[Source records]
▼▼▼

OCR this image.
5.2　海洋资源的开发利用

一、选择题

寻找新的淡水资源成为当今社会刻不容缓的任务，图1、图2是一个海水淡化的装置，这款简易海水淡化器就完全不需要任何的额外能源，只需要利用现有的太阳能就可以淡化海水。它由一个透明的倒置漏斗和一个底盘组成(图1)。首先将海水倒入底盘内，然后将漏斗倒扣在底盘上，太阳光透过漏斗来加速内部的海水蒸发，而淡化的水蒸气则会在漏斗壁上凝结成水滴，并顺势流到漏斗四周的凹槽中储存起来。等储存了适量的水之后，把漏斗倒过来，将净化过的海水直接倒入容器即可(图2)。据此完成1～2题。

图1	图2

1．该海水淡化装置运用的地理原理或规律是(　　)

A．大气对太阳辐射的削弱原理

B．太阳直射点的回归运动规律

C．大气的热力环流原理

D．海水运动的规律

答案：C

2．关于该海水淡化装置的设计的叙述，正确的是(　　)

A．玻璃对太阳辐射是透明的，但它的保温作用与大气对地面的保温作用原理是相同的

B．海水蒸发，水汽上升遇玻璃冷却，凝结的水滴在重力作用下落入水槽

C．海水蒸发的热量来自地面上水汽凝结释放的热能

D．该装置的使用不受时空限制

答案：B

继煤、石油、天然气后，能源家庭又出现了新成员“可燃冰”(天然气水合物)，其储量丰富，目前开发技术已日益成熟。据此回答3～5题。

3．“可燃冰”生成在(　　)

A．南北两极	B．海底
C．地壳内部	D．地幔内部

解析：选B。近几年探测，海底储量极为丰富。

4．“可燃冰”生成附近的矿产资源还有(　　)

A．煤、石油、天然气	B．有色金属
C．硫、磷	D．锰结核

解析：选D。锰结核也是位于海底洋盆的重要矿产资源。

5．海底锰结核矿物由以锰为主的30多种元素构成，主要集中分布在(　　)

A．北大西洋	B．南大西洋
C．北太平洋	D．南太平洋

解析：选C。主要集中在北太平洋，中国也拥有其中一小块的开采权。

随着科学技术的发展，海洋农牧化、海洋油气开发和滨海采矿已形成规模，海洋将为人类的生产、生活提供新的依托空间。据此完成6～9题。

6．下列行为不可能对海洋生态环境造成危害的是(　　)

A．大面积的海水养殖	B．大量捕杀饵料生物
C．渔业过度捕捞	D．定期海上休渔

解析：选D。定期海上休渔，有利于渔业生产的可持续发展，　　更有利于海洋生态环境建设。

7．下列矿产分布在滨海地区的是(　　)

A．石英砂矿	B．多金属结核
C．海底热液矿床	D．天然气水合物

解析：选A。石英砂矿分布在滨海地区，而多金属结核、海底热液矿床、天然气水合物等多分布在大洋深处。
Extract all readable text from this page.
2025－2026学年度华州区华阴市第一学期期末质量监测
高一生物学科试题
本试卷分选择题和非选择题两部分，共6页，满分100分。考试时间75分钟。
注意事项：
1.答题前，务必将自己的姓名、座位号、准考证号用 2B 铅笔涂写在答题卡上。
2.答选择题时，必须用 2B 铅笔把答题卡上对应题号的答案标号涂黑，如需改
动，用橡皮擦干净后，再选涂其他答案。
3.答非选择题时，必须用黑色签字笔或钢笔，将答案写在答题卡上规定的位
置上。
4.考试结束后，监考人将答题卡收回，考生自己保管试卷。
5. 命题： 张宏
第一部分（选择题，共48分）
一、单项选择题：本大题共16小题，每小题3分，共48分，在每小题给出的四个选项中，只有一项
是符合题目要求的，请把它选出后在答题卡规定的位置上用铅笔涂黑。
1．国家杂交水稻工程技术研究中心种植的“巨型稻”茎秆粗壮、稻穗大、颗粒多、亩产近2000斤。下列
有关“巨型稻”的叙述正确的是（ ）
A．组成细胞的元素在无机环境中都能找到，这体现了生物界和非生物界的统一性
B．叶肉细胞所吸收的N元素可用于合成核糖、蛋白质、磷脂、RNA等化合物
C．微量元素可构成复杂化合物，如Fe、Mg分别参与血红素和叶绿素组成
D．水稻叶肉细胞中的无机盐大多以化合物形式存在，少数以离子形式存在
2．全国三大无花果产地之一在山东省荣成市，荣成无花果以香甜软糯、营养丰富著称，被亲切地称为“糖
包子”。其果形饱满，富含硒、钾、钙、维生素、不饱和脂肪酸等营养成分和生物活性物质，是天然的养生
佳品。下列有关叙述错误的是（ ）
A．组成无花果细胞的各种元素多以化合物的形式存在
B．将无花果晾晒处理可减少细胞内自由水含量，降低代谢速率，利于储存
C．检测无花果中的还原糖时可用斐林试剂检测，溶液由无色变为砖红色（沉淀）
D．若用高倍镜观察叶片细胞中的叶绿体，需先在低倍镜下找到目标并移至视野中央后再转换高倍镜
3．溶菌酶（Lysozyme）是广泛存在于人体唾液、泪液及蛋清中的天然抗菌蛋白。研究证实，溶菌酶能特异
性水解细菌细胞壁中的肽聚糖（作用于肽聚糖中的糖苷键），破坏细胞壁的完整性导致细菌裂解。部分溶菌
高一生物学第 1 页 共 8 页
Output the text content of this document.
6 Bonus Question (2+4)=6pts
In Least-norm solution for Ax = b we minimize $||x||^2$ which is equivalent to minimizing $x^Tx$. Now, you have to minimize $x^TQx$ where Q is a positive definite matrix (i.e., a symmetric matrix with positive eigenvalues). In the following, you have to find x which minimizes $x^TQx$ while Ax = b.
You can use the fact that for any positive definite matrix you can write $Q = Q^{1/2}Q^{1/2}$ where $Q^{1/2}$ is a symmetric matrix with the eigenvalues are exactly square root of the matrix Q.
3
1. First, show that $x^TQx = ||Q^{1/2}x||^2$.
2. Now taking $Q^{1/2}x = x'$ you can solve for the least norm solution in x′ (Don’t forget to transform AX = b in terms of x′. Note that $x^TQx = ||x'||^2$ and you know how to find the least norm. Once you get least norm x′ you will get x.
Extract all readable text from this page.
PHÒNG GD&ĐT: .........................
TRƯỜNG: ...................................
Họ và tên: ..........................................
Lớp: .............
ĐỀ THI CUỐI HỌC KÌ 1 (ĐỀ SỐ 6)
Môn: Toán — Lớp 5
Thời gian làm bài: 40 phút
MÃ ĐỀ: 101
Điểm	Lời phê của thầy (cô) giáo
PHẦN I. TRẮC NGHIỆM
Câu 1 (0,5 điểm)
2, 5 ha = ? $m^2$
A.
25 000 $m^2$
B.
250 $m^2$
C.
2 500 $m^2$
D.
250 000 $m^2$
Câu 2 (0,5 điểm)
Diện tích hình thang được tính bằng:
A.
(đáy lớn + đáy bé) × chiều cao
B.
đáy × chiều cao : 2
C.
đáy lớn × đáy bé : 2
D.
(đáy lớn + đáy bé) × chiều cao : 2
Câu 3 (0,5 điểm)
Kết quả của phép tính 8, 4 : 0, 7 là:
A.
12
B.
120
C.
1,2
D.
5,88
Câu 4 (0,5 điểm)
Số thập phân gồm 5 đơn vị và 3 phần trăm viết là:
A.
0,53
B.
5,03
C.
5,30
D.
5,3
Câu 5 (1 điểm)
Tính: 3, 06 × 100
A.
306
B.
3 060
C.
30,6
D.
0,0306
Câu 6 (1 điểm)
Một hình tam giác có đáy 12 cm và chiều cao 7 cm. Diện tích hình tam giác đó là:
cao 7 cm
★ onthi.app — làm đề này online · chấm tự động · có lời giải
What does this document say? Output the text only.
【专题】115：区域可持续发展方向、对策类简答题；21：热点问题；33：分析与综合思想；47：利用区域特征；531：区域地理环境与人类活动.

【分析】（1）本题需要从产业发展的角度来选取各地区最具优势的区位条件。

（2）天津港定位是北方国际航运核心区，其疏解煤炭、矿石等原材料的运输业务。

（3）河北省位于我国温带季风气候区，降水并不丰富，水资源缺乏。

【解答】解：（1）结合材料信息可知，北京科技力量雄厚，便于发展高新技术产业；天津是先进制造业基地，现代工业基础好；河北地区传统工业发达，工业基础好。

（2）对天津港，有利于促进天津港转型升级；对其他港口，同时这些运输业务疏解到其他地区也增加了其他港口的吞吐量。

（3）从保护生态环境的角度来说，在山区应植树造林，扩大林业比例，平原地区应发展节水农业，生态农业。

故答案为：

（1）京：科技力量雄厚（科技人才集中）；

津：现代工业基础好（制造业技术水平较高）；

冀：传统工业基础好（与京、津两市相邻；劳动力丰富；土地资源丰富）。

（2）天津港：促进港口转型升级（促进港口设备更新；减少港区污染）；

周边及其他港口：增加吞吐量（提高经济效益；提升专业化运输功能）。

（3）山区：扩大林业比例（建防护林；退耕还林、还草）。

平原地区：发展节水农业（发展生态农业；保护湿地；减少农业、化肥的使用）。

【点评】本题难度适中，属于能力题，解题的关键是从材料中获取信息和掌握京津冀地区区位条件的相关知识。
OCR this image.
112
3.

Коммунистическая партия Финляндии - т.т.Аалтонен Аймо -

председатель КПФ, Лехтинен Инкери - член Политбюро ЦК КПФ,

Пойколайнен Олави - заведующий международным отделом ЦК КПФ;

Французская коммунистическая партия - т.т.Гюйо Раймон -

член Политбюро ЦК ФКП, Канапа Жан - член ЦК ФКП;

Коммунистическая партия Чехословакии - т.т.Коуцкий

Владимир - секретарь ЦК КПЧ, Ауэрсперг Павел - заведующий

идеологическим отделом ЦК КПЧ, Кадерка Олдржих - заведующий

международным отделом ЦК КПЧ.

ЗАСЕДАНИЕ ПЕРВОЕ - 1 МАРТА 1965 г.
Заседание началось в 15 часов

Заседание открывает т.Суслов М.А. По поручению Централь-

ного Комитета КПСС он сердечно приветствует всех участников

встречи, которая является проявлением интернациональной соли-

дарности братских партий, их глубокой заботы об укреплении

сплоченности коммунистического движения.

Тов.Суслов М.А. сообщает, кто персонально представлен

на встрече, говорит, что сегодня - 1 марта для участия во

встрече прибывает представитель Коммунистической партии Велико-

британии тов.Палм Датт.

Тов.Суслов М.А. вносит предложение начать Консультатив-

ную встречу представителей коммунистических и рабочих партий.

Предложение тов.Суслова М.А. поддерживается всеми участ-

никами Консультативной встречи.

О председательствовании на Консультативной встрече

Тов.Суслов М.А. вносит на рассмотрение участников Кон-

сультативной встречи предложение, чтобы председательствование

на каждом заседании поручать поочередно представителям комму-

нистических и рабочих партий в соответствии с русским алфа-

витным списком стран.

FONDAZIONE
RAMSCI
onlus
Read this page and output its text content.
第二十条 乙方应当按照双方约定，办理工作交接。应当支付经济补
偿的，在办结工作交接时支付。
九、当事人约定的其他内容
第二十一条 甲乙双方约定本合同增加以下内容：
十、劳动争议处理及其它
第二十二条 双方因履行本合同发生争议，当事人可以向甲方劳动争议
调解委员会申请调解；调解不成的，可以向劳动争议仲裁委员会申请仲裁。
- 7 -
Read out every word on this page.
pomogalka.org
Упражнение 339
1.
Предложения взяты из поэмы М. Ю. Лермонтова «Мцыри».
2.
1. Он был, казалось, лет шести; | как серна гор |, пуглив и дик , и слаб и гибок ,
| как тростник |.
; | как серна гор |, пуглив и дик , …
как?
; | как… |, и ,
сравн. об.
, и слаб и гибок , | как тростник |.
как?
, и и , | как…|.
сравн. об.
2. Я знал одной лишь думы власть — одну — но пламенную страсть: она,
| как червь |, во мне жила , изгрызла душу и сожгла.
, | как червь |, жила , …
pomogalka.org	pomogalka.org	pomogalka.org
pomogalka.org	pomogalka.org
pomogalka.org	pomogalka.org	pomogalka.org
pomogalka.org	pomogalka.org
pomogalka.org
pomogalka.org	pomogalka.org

▲▲▲

Look for the word "Diện" in every line of the listing and copy the lines that have it.

- [Finished exercise]:
Diện tích hình thang được tính bằng:
Một hình tam giác có đáy 12 cm và chiều cao 7 cm. Diện tích hình tam giác đó là:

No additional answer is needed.